> _SET PROBLEM_
A verbatim copy of the records is required, with all pictures left out.

-------------------------

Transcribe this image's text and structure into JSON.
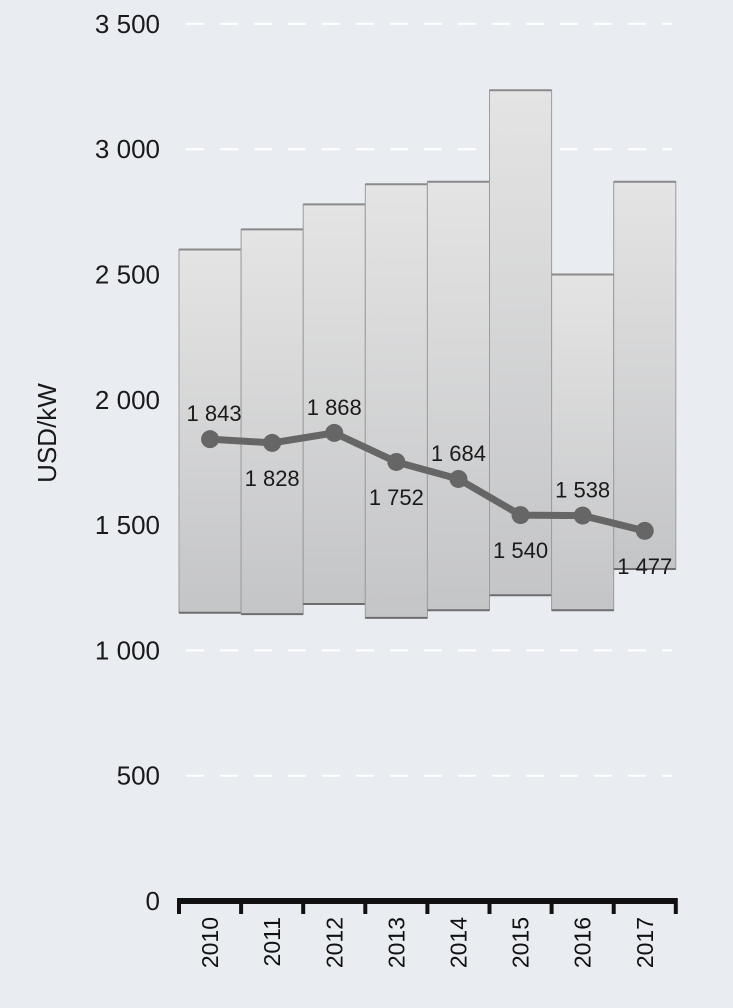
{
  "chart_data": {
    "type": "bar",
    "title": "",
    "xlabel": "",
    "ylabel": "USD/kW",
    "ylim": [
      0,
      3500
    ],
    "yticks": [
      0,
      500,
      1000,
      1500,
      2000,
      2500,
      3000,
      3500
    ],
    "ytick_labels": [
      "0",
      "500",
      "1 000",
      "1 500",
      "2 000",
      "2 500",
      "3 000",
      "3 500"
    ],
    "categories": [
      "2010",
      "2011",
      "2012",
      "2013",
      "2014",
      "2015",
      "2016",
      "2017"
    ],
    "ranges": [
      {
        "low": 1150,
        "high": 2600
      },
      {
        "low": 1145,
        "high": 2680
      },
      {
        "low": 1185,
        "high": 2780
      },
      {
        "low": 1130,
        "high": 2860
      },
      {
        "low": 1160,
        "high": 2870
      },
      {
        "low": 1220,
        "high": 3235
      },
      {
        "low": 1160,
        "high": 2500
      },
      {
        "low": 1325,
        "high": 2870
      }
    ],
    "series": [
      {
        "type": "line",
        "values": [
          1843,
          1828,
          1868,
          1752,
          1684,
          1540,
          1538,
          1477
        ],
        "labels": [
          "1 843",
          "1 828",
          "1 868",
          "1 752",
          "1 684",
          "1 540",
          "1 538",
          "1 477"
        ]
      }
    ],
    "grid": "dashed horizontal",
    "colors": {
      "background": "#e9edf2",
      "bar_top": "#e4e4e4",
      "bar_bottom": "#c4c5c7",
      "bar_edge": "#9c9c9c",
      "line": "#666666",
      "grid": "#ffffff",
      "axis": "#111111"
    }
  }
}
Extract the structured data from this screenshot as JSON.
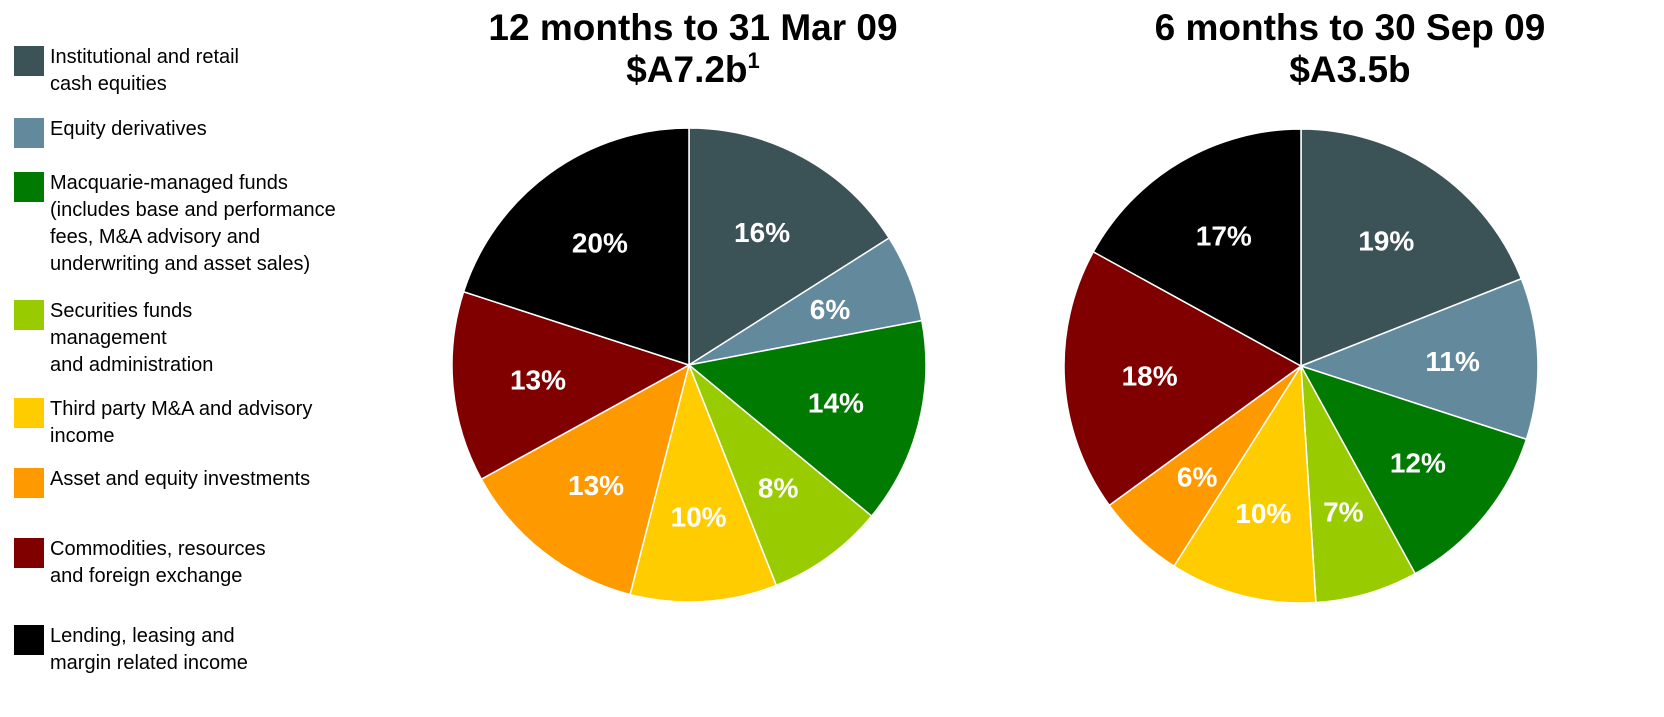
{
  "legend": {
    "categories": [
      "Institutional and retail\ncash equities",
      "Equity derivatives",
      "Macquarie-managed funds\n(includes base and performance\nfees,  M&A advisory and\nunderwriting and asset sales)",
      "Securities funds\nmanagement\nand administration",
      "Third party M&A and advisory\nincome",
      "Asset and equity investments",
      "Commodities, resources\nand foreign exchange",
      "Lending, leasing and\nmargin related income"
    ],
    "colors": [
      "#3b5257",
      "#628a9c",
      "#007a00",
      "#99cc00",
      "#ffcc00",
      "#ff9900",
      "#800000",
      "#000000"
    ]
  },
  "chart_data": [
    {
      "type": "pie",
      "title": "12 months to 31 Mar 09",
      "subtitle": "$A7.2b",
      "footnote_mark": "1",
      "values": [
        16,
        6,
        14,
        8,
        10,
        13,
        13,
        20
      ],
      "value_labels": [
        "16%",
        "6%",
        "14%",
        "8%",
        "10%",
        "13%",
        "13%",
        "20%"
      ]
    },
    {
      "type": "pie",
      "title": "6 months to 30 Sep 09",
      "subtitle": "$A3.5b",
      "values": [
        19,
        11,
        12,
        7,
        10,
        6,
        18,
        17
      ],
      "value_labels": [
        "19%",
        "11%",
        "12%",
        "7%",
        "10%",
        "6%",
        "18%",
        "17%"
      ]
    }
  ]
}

-------------------------

> _RESULT FOR THIS TASK_
Transcribe this image's text and structure into JSON.
{
  "chart_data": {
    "type": "bar",
    "title": "",
    "xlabel": "",
    "ylabel": "USD/kW",
    "ylim": [
      0,
      3500
    ],
    "yticks": [
      0,
      500,
      1000,
      1500,
      2000,
      2500,
      3000,
      3500
    ],
    "ytick_labels": [
      "0",
      "500",
      "1 000",
      "1 500",
      "2 000",
      "2 500",
      "3 000",
      "3 500"
    ],
    "categories": [
      "2010",
      "2011",
      "2012",
      "2013",
      "2014",
      "2015",
      "2016",
      "2017"
    ],
    "ranges": [
      {
        "low": 1150,
        "high": 2600
      },
      {
        "low": 1145,
        "high": 2680
      },
      {
        "low": 1185,
        "high": 2780
      },
      {
        "low": 1130,
        "high": 2860
      },
      {
        "low": 1160,
        "high": 2870
      },
      {
        "low": 1220,
        "high": 3235
      },
      {
        "low": 1160,
        "high": 2500
      },
      {
        "low": 1325,
        "high": 2870
      }
    ],
    "series": [
      {
        "type": "line",
        "values": [
          1843,
          1828,
          1868,
          1752,
          1684,
          1540,
          1538,
          1477
        ],
        "labels": [
          "1 843",
          "1 828",
          "1 868",
          "1 752",
          "1 684",
          "1 540",
          "1 538",
          "1 477"
        ]
      }
    ],
    "grid": "dashed horizontal",
    "colors": {
      "background": "#e9edf2",
      "bar_top": "#e4e4e4",
      "bar_bottom": "#c4c5c7",
      "bar_edge": "#9c9c9c",
      "line": "#666666",
      "grid": "#ffffff",
      "axis": "#111111"
    }
  }
}
Extract the structured data from this screenshot as JSON.
{
  "legend": {
    "categories": [
      "Institutional and retail\ncash equities",
      "Equity derivatives",
      "Macquarie-managed funds\n(includes base and performance\nfees,  M&A advisory and\nunderwriting and asset sales)",
      "Securities funds\nmanagement\nand administration",
      "Third party M&A and advisory\nincome",
      "Asset and equity investments",
      "Commodities, resources\nand foreign exchange",
      "Lending, leasing and\nmargin related income"
    ],
    "colors": [
      "#3b5257",
      "#628a9c",
      "#007a00",
      "#99cc00",
      "#ffcc00",
      "#ff9900",
      "#800000",
      "#000000"
    ]
  },
  "chart_data": [
    {
      "type": "pie",
      "title": "12 months to 31 Mar 09",
      "subtitle": "$A7.2b",
      "footnote_mark": "1",
      "values": [
        16,
        6,
        14,
        8,
        10,
        13,
        13,
        20
      ],
      "value_labels": [
        "16%",
        "6%",
        "14%",
        "8%",
        "10%",
        "13%",
        "13%",
        "20%"
      ]
    },
    {
      "type": "pie",
      "title": "6 months to 30 Sep 09",
      "subtitle": "$A3.5b",
      "values": [
        19,
        11,
        12,
        7,
        10,
        6,
        18,
        17
      ],
      "value_labels": [
        "19%",
        "11%",
        "12%",
        "7%",
        "10%",
        "6%",
        "18%",
        "17%"
      ]
    }
  ]
}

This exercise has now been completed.